Print the whole listing exactly.

::::::

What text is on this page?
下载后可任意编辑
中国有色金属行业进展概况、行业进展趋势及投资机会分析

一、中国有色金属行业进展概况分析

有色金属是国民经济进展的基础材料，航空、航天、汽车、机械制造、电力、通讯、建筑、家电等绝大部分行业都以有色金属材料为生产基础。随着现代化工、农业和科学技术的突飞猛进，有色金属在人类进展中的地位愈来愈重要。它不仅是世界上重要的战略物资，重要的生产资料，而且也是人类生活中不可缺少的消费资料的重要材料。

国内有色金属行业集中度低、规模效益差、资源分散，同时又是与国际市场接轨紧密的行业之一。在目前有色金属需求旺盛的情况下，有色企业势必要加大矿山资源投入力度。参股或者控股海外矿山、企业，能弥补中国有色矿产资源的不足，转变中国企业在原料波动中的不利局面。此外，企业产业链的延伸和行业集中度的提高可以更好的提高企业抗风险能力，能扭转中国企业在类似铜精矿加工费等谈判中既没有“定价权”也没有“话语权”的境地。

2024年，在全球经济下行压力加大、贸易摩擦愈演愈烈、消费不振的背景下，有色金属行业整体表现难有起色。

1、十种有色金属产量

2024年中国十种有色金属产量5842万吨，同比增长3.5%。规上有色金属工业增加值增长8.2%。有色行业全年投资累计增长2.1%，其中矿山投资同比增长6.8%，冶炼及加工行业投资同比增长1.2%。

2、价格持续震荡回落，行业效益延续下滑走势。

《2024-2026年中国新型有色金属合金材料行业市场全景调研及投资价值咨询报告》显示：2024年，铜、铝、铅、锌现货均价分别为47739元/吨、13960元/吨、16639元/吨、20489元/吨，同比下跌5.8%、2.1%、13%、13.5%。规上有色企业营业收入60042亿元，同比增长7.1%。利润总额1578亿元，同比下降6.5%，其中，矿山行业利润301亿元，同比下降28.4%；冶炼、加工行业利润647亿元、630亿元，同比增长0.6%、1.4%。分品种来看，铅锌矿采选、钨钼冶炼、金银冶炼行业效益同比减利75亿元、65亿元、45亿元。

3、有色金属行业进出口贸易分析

::::::

> [RESULT OF THE TASK]:
What text is on this page?
下载后可任意编辑
中国有色金属行业进展概况、行业进展趋势及投资机会分析

一、中国有色金属行业进展概况分析

有色金属是国民经济进展的基础材料，航空、航天、汽车、机械制造、电力、通讯、建筑、家电等绝大部分行业都以有色金属材料为生产基础。随着现代化工、农业和科学技术的突飞猛进，有色金属在人类进展中的地位愈来愈重要。它不仅是世界上重要的战略物资，重要的生产资料，而且也是人类生活中不可缺少的消费资料的重要材料。

国内有色金属行业集中度低、规模效益差、资源分散，同时又是与国际市场接轨紧密的行业之一。在目前有色金属需求旺盛的情况下，有色企业势必要加大矿山资源投入力度。参股或者控股海外矿山、企业，能弥补中国有色矿产资源的不足，转变中国企业在原料波动中的不利局面。此外，企业产业链的延伸和行业集中度的提高可以更好的提高企业抗风险能力，能扭转中国企业在类似铜精矿加工费等谈判中既没有“定价权”也没有“话语权”的境地。

2024年，在全球经济下行压力加大、贸易摩擦愈演愈烈、消费不振的背景下，有色金属行业整体表现难有起色。

1、十种有色金属产量

2024年中国十种有色金属产量5842万吨，同比增长3.5%。规上有色金属工业增加值增长8.2%。有色行业全年投资累计增长2.1%，其中矿山投资同比增长6.8%，冶炼及加工行业投资同比增长1.2%。

2、价格持续震荡回落，行业效益延续下滑走势。

《2024-2026年中国新型有色金属合金材料行业市场全景调研及投资价值咨询报告》显示：2024年，铜、铝、铅、锌现货均价分别为47739元/吨、13960元/吨、16639元/吨、20489元/吨，同比下跌5.8%、2.1%、13%、13.5%。规上有色企业营业收入60042亿元，同比增长7.1%。利润总额1578亿元，同比下降6.5%，其中，矿山行业利润301亿元，同比下降28.4%；冶炼、加工行业利润647亿元、630亿元，同比增长0.6%、1.4%。分品种来看，铅锌矿采选、钨钼冶炼、金银冶炼行业效益同比减利75亿元、65亿元、45亿元。

3、有色金属行业进出口贸易分析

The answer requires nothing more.